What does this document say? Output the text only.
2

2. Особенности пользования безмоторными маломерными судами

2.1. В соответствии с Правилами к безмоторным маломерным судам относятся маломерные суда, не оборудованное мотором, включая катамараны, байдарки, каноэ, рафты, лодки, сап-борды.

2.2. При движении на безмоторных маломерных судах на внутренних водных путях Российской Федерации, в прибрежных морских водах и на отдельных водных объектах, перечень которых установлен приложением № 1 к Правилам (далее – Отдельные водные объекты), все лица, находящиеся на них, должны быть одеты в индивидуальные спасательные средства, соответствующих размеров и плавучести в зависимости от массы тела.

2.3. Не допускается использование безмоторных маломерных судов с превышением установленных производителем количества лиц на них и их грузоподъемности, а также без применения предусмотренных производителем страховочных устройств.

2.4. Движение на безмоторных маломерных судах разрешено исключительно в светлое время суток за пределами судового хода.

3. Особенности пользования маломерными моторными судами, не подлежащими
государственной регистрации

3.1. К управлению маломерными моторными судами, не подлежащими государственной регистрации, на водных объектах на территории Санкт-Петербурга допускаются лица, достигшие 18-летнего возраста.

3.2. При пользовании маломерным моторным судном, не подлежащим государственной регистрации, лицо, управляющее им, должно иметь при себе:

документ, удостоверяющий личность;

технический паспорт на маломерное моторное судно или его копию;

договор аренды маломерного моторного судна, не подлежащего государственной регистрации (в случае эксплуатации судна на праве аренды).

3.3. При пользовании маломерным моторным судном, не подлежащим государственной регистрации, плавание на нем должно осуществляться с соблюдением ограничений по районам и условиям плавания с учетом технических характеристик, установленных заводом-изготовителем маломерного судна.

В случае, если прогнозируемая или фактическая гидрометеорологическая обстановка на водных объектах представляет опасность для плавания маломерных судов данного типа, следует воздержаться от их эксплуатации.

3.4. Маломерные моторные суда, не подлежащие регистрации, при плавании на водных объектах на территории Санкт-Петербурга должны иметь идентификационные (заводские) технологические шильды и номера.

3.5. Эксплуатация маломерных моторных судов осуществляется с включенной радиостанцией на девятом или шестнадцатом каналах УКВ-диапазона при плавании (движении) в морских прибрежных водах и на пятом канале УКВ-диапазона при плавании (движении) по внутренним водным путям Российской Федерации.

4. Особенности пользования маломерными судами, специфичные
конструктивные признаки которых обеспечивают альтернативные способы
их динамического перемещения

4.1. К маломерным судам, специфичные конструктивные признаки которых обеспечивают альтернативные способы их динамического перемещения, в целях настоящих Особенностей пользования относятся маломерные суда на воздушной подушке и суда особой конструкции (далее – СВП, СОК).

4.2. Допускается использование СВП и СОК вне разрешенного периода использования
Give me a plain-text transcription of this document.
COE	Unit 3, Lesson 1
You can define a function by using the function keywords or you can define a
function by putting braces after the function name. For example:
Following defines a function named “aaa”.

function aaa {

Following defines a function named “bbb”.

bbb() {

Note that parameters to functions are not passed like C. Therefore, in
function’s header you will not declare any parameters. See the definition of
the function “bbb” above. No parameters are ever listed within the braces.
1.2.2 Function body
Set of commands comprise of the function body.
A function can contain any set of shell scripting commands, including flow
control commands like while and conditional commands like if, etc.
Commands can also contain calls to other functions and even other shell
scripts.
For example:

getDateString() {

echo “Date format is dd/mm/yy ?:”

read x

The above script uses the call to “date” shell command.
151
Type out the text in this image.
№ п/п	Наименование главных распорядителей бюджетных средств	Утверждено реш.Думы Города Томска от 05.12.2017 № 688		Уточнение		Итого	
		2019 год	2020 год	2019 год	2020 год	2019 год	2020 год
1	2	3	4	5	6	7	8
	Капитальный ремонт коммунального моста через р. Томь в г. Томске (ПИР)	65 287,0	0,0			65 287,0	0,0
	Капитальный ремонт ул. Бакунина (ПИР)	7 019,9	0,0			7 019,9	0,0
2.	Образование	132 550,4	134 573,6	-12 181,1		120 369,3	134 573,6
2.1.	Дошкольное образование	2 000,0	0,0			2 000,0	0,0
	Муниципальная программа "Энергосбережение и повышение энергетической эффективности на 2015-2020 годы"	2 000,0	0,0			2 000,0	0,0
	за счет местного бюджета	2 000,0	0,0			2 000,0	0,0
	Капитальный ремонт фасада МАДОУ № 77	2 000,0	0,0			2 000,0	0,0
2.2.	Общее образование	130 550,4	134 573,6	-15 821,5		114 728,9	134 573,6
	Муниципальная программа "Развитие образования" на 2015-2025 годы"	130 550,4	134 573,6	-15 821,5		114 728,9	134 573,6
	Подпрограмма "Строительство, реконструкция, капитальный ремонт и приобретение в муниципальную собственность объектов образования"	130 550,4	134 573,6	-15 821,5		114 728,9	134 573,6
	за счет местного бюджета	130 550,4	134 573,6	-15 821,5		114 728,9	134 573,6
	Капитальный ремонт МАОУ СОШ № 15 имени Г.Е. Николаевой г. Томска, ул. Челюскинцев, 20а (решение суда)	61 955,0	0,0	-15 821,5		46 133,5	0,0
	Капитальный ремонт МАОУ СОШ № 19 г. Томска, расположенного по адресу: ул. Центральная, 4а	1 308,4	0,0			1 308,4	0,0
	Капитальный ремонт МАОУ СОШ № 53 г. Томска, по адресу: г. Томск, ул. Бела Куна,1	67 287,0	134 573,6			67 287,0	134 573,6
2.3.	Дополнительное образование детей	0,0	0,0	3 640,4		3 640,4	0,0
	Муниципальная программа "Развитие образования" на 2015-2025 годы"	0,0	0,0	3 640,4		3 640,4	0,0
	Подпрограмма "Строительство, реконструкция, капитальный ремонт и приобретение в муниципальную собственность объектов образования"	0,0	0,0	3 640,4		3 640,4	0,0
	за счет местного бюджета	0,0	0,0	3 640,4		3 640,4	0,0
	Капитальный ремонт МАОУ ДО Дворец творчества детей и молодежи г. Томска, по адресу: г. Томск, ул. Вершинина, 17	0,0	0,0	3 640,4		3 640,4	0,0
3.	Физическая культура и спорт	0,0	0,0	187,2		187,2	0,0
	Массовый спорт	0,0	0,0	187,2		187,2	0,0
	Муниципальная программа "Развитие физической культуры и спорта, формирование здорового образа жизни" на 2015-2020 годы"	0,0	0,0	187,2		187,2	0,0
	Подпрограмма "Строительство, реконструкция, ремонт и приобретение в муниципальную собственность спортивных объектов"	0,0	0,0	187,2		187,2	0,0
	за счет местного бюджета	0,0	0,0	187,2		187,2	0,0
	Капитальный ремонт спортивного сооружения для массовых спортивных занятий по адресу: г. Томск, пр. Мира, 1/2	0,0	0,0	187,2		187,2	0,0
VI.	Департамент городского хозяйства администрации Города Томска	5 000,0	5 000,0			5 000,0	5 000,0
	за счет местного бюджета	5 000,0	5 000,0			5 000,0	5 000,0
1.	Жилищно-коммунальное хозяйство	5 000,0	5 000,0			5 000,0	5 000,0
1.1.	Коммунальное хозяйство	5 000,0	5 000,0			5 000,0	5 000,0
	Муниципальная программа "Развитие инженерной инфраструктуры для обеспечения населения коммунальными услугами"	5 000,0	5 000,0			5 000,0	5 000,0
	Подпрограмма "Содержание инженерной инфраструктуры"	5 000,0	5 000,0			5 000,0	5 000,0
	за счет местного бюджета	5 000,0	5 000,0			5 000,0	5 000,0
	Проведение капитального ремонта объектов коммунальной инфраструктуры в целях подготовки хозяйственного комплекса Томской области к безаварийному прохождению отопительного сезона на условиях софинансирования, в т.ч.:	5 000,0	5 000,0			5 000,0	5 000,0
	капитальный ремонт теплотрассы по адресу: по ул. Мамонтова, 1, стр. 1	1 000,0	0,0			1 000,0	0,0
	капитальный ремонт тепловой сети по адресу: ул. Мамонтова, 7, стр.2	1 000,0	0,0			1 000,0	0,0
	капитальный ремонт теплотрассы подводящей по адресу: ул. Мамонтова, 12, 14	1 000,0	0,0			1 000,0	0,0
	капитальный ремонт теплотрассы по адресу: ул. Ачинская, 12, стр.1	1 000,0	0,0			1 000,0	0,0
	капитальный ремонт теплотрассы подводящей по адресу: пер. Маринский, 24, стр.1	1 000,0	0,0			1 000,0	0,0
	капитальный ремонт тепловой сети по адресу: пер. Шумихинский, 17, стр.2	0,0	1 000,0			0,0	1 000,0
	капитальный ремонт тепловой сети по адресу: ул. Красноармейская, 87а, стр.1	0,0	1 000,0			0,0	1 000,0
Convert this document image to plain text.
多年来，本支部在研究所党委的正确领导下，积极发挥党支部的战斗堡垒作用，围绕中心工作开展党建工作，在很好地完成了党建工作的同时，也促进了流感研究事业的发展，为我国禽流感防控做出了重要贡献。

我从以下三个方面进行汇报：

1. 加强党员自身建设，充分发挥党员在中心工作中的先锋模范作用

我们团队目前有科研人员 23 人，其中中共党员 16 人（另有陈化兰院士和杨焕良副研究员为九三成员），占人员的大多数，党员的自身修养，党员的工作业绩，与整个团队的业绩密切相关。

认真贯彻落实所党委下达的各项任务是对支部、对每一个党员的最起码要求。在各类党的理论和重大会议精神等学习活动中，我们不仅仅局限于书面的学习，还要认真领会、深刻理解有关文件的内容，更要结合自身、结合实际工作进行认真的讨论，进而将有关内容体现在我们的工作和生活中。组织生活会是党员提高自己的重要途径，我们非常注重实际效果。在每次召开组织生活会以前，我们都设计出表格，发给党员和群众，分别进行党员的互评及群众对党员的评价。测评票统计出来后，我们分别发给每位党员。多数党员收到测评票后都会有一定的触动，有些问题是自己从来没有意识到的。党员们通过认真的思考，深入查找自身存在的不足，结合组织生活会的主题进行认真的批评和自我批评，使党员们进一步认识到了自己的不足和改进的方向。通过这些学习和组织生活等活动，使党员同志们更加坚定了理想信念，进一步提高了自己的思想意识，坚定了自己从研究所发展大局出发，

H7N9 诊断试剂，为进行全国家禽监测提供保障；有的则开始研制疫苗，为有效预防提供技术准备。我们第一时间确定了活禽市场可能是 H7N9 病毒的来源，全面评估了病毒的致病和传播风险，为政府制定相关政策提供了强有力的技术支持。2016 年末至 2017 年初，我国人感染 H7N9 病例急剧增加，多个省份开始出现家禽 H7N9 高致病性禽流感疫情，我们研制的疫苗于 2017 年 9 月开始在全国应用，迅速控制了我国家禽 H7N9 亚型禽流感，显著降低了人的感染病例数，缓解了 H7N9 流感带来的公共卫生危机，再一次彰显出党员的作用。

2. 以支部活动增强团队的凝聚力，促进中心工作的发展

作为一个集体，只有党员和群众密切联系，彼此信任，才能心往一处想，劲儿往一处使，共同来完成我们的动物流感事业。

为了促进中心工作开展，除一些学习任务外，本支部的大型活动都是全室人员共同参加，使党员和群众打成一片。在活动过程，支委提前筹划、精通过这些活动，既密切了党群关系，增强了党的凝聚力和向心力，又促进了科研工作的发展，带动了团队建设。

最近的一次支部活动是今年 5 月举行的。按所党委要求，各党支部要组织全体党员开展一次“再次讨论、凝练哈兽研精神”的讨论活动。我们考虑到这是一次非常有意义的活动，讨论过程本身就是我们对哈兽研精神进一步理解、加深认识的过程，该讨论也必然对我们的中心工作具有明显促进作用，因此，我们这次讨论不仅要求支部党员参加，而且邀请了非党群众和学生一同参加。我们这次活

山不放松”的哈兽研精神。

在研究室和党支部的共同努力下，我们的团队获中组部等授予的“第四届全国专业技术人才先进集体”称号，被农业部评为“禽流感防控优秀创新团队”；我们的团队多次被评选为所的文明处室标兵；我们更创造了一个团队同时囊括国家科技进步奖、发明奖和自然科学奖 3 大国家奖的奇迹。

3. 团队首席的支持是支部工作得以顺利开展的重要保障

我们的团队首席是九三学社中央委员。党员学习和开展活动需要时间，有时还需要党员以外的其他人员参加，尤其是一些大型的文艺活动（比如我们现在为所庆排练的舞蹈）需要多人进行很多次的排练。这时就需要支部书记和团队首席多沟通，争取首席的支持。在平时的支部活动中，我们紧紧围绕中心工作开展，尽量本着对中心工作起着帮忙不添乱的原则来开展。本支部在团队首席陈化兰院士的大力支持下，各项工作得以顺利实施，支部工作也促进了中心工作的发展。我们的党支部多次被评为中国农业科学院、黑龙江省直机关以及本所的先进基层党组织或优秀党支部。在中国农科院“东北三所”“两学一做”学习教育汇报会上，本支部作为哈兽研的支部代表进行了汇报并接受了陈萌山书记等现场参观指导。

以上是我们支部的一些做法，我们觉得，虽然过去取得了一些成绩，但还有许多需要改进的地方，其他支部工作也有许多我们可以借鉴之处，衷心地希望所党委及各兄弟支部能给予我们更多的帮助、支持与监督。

- - - - - - -

WHAT YOU NEED TO DO
Pull every line containing "далее" from the data.

TASK ANSWER
2.2. При движении на безмоторных маломерных судах на внутренних водных путях Российской Федерации, в прибрежных морских водах и на отдельных водных объектах, перечень которых установлен приложением № 1 к Правилам (далее – Отдельные водные объекты), все лица, находящиеся на них, должны быть одеты в индивидуальные спасательные средства, соответствующих размеров и плавучести в зависимости от массы тела.
4.1. К маломерным судам, специфичные конструктивные признаки которых обеспечивают альтернативные способы их динамического перемещения, в целях настоящих Особенностей пользования относятся маломерные суда на воздушной подушке и суда особой конструкции (далее – СВП, СОК).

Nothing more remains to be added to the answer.